◆ Exercise instructions ◆
Give only the number of lines below that contain the word "logitech".

----------

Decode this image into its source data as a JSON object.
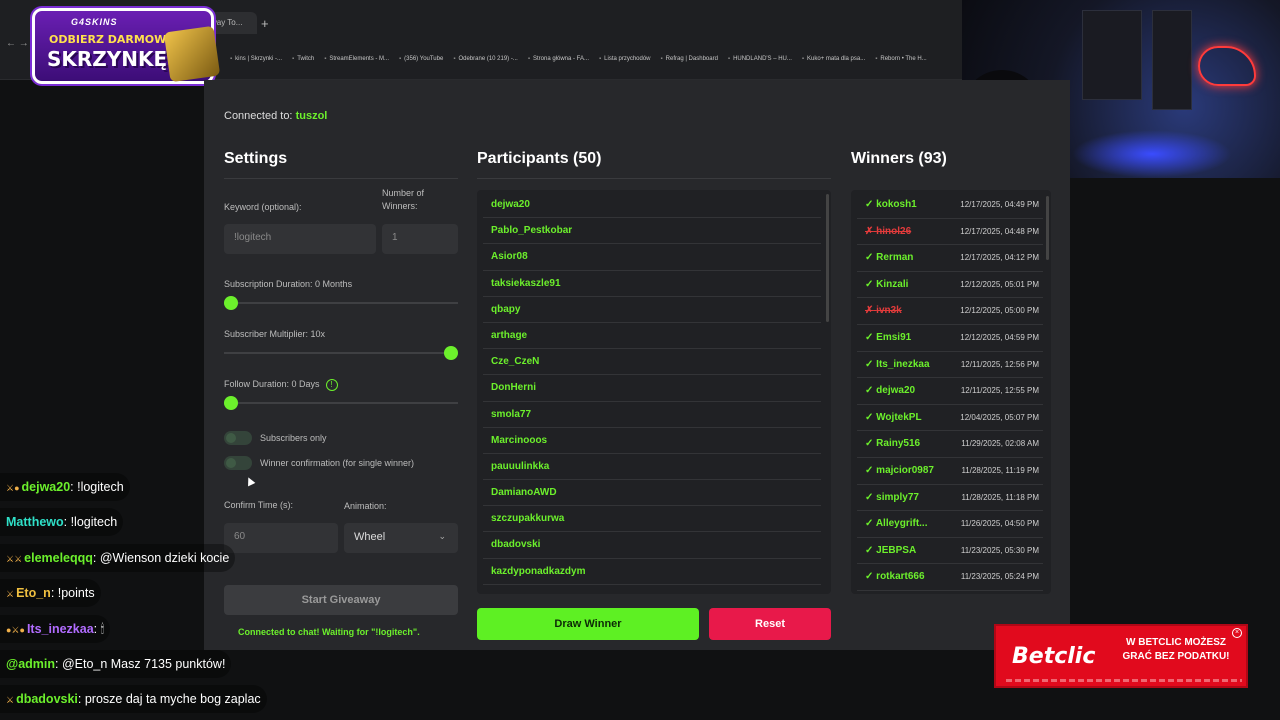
{
  "browser": {
    "tab_label": "way To...",
    "new_tab": "+",
    "nav": "←  →",
    "bookmarks": [
      "kins | Skrzynki -...",
      "Twitch",
      "StreamElements - M...",
      "(356) YouTube",
      "Odebrane (10 219) -...",
      "Strona główna - FA...",
      "Lista przychodów",
      "Refrag | Dashboard",
      "HUNDLAND'S – HU...",
      "Kuko+ mata dla psa...",
      "Reborn • The H..."
    ]
  },
  "promo": {
    "brand": "G4SKINS",
    "line1": "ODBIERZ DARMOWĄ",
    "line2": "SKRZYNKĘ!"
  },
  "app": {
    "connected_prefix": "Connected to: ",
    "channel": "tuszol",
    "settings": {
      "title": "Settings",
      "keyword_label": "Keyword (optional):",
      "keyword_value": "!logitech",
      "winners_label": "Number of Winners:",
      "winners_value": "1",
      "sub_duration_label": "Subscription Duration: 0 Months",
      "sub_duration_level": 0,
      "multiplier_label": "Subscriber Multiplier: 10x",
      "multiplier_level": 1,
      "follow_label": "Follow Duration: 0 Days",
      "follow_level": 0,
      "info_icon": "!",
      "subs_only_label": "Subscribers only",
      "confirm_label": "Winner confirmation (for single winner)",
      "confirm_time_label": "Confirm Time (s):",
      "confirm_time_value": "60",
      "animation_label": "Animation:",
      "animation_value": "Wheel",
      "start_button": "Start Giveaway",
      "status": "Connected to chat! Waiting for \"!logitech\"."
    },
    "participants": {
      "title": "Participants (50)",
      "items": [
        "dejwa20",
        "Pablo_Pestkobar",
        "Asior08",
        "taksiekaszle91",
        "qbapy",
        "arthage",
        "Cze_CzeN",
        "DonHerni",
        "smola77",
        "Marcinooos",
        "pauuulinkka",
        "DamianoAWD",
        "szczupakkurwa",
        "dbadovski",
        "kazdyponadkazdym"
      ]
    },
    "winners": {
      "title": "Winners (93)",
      "items": [
        {
          "mark": "✓",
          "name": "kokosh1",
          "date": "12/17/2025, 04:49 PM",
          "rejected": false
        },
        {
          "mark": "✗",
          "name": "hinol26",
          "date": "12/17/2025, 04:48 PM",
          "rejected": true
        },
        {
          "mark": "✓",
          "name": "Rerman",
          "date": "12/17/2025, 04:12 PM",
          "rejected": false
        },
        {
          "mark": "✓",
          "name": "Kinzali",
          "date": "12/12/2025, 05:01 PM",
          "rejected": false
        },
        {
          "mark": "✗",
          "name": "ivn3k",
          "date": "12/12/2025, 05:00 PM",
          "rejected": true
        },
        {
          "mark": "✓",
          "name": "Emsi91",
          "date": "12/12/2025, 04:59 PM",
          "rejected": false
        },
        {
          "mark": "✓",
          "name": "Its_inezkaa",
          "date": "12/11/2025, 12:56 PM",
          "rejected": false
        },
        {
          "mark": "✓",
          "name": "dejwa20",
          "date": "12/11/2025, 12:55 PM",
          "rejected": false
        },
        {
          "mark": "✓",
          "name": "WojtekPL",
          "date": "12/04/2025, 05:07 PM",
          "rejected": false
        },
        {
          "mark": "✓",
          "name": "Rainy516",
          "date": "11/29/2025, 02:08 AM",
          "rejected": false
        },
        {
          "mark": "✓",
          "name": "majcior0987",
          "date": "11/28/2025, 11:19 PM",
          "rejected": false
        },
        {
          "mark": "✓",
          "name": "simply77",
          "date": "11/28/2025, 11:18 PM",
          "rejected": false
        },
        {
          "mark": "✓",
          "name": "Alleygrift...",
          "date": "11/26/2025, 04:50 PM",
          "rejected": false
        },
        {
          "mark": "✓",
          "name": "JEBPSA",
          "date": "11/23/2025, 05:30 PM",
          "rejected": false
        },
        {
          "mark": "✓",
          "name": "rotkart666",
          "date": "11/23/2025, 05:24 PM",
          "rejected": false
        }
      ]
    },
    "draw_button": "Draw Winner",
    "reset_button": "Reset"
  },
  "chat": [
    {
      "badge": "⚔●",
      "user": "dejwa20",
      "color": "#6cf02c",
      "msg": ": !logitech"
    },
    {
      "badge": "",
      "user": "Matthewo",
      "color": "#2fe0c8",
      "msg": ": !logitech"
    },
    {
      "badge": "⚔⚔",
      "user": "elemeleqqq",
      "color": "#6cf02c",
      "msg": ": @Wienson dzieki kocie"
    },
    {
      "badge": "⚔",
      "user": "Eto_n",
      "color": "#f0c040",
      "msg": ": !points"
    },
    {
      "badge": "●⚔●",
      "user": "Its_inezkaa",
      "color": "#b16cff",
      "msg": ": 🕯"
    },
    {
      "badge": "",
      "user": "@admin",
      "color": "#6cf02c",
      "msg": ": @Eto_n Masz 7135 punktów!"
    },
    {
      "badge": "⚔",
      "user": "dbadovski",
      "color": "#6cf02c",
      "msg": ": prosze daj ta myche bog zaplac"
    }
  ],
  "ad": {
    "logo": "Betclic",
    "text": "W BETCLIC MOŻESZ GRAĆ BEZ PODATKU!",
    "close": "×"
  },
  "colors": {
    "accent": "#6cf02c",
    "danger": "#e8194a",
    "panel": "#27282b"
  }
}
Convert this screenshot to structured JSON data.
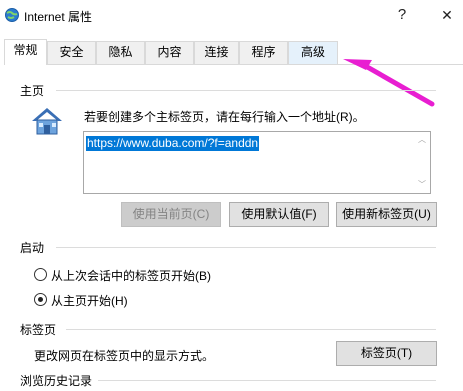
{
  "window": {
    "title": "Internet 属性",
    "help_glyph": "?",
    "close_glyph": "✕"
  },
  "tabs": [
    {
      "label": "常规",
      "active": true
    },
    {
      "label": "安全",
      "active": false
    },
    {
      "label": "隐私",
      "active": false
    },
    {
      "label": "内容",
      "active": false
    },
    {
      "label": "连接",
      "active": false
    },
    {
      "label": "程序",
      "active": false
    },
    {
      "label": "高级",
      "active": false
    }
  ],
  "annotation": {
    "color": "#e81ed1",
    "target": "高级"
  },
  "homepage": {
    "heading": "主页",
    "instruction": "若要创建多个主标签页，请在每行输入一个地址(R)。",
    "url": "https://www.duba.com/?f=anddn",
    "buttons": {
      "use_current": "使用当前页(C)",
      "use_default": "使用默认值(F)",
      "use_new_tab": "使用新标签页(U)"
    }
  },
  "startup": {
    "heading": "启动",
    "option_last_session": "从上次会话中的标签页开始(B)",
    "option_homepage": "从主页开始(H)",
    "selected": "option_homepage"
  },
  "tabs_section": {
    "heading": "标签页",
    "description": "更改网页在标签页中的显示方式。",
    "button": "标签页(T)"
  },
  "history": {
    "heading": "浏览历史记录"
  },
  "colors": {
    "selection": "#0078d7",
    "annotation_arrow": "#e81ed1"
  }
}
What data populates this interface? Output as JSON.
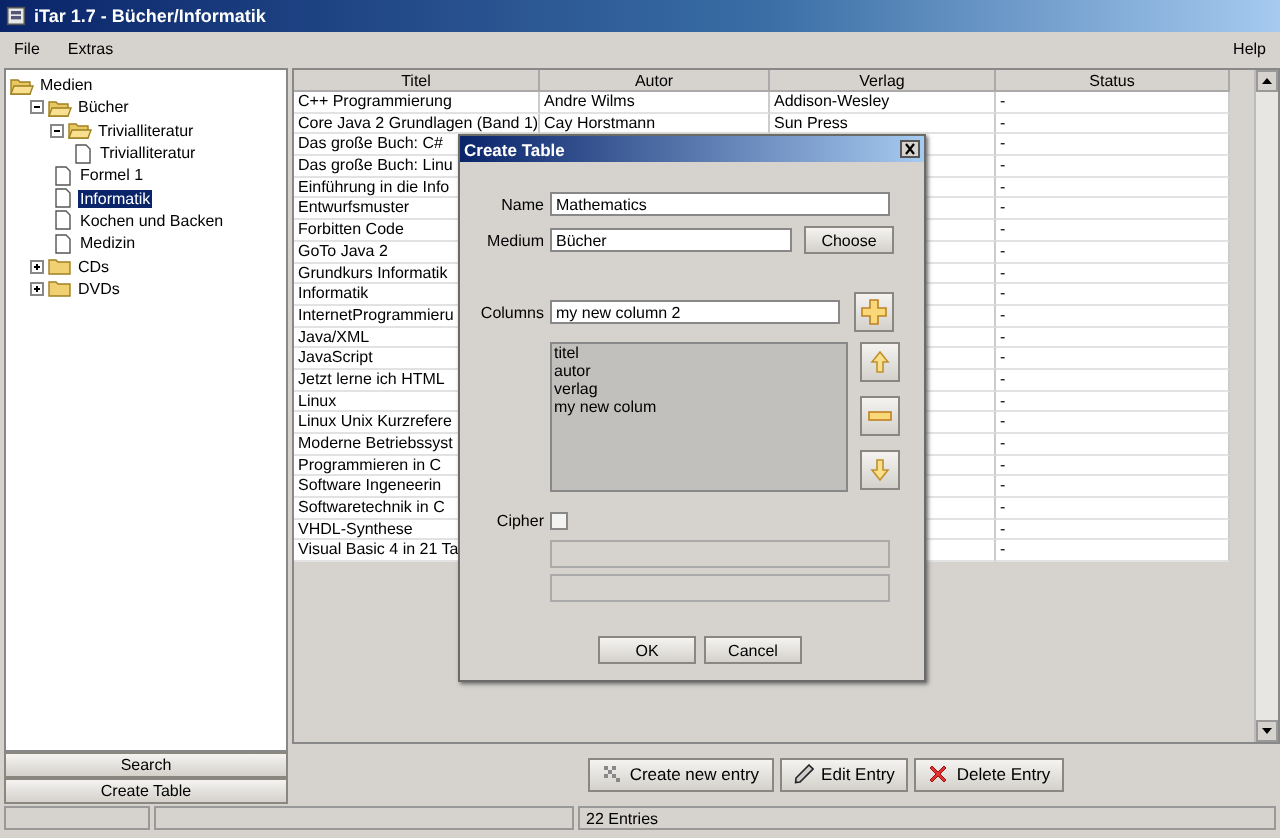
{
  "window": {
    "title": "iTar 1.7 - Bücher/Informatik"
  },
  "menu": {
    "left": [
      "File",
      "Extras"
    ],
    "right": [
      "Help"
    ]
  },
  "tree": [
    {
      "label": "Medien",
      "kind": "folder",
      "expanded": true,
      "selected": false,
      "children": [
        {
          "label": "Bücher",
          "kind": "folder",
          "expanded": true,
          "selected": false,
          "children": [
            {
              "label": "Trivialliteratur",
              "kind": "folder",
              "expanded": true,
              "selected": false,
              "children": [
                {
                  "label": "Trivialliteratur",
                  "kind": "leaf",
                  "selected": false
                }
              ]
            },
            {
              "label": "Formel 1",
              "kind": "leaf",
              "selected": false
            },
            {
              "label": "Informatik",
              "kind": "leaf",
              "selected": true
            },
            {
              "label": "Kochen und Backen",
              "kind": "leaf",
              "selected": false
            },
            {
              "label": "Medizin",
              "kind": "leaf",
              "selected": false
            }
          ]
        },
        {
          "label": "CDs",
          "kind": "folder",
          "expanded": false,
          "selected": false
        },
        {
          "label": "DVDs",
          "kind": "folder",
          "expanded": false,
          "selected": false
        }
      ]
    }
  ],
  "side_buttons": [
    "Search",
    "Create Table"
  ],
  "table": {
    "columns": [
      "Titel",
      "Autor",
      "Verlag",
      "Status"
    ],
    "rows": [
      {
        "titel": "C++ Programmierung",
        "autor": "Andre Wilms",
        "verlag": "Addison-Wesley",
        "status": "-"
      },
      {
        "titel": "Core Java 2 Grundlagen (Band 1)",
        "autor": "Cay Horstmann",
        "verlag": "Sun Press",
        "status": "-"
      },
      {
        "titel": "Das große Buch: C#",
        "status": "-"
      },
      {
        "titel": "Das große Buch: Linu",
        "status": "-"
      },
      {
        "titel": "Einführung in die Info",
        "status": "-"
      },
      {
        "titel": "Entwurfsmuster",
        "status": "-"
      },
      {
        "titel": "Forbitten Code",
        "status": "-"
      },
      {
        "titel": "GoTo Java 2",
        "status": "-"
      },
      {
        "titel": "Grundkurs Informatik",
        "status": "-"
      },
      {
        "titel": "Informatik",
        "status": "-"
      },
      {
        "titel": "InternetProgrammieru",
        "status": "-"
      },
      {
        "titel": "Java/XML",
        "status": "-"
      },
      {
        "titel": "JavaScript",
        "status": "-"
      },
      {
        "titel": "Jetzt lerne ich HTML",
        "status": "-"
      },
      {
        "titel": "Linux",
        "status": "-"
      },
      {
        "titel": "Linux Unix Kurzrefere",
        "status": "-"
      },
      {
        "titel": "Moderne Betriebssyst",
        "status": "-"
      },
      {
        "titel": "Programmieren in C",
        "status": "-"
      },
      {
        "titel": "Software Ingeneerin",
        "status": "-"
      },
      {
        "titel": "Softwaretechnik in C",
        "status": "-"
      },
      {
        "titel": "VHDL-Synthese",
        "status": "-"
      },
      {
        "titel": "Visual Basic 4 in 21 Ta",
        "status": "-"
      }
    ]
  },
  "actions": [
    {
      "label": "Create new entry",
      "kind": "create"
    },
    {
      "label": "Edit Entry",
      "kind": "edit"
    },
    {
      "label": "Delete Entry",
      "kind": "delete"
    }
  ],
  "status_bar": {
    "entries": "22 Entries"
  },
  "dialog": {
    "title": "Create Table",
    "name": {
      "label": "Name",
      "value": "Mathematics"
    },
    "medium": {
      "label": "Medium",
      "value": "Bücher",
      "button": "Choose"
    },
    "columns": {
      "label": "Columns",
      "value": "my new column 2",
      "items": [
        "titel",
        "autor",
        "verlag",
        "my new colum"
      ]
    },
    "column_buttons": [
      {
        "kind": "add"
      },
      {
        "kind": "up"
      },
      {
        "kind": "remove"
      },
      {
        "kind": "down"
      }
    ],
    "cipher": {
      "label": "Cipher",
      "checked": false
    },
    "cipher_fields": [
      {
        "disabled": true
      },
      {
        "disabled": true
      }
    ],
    "buttons": [
      "OK",
      "Cancel"
    ]
  }
}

----------

◆ Expected answer ◆
4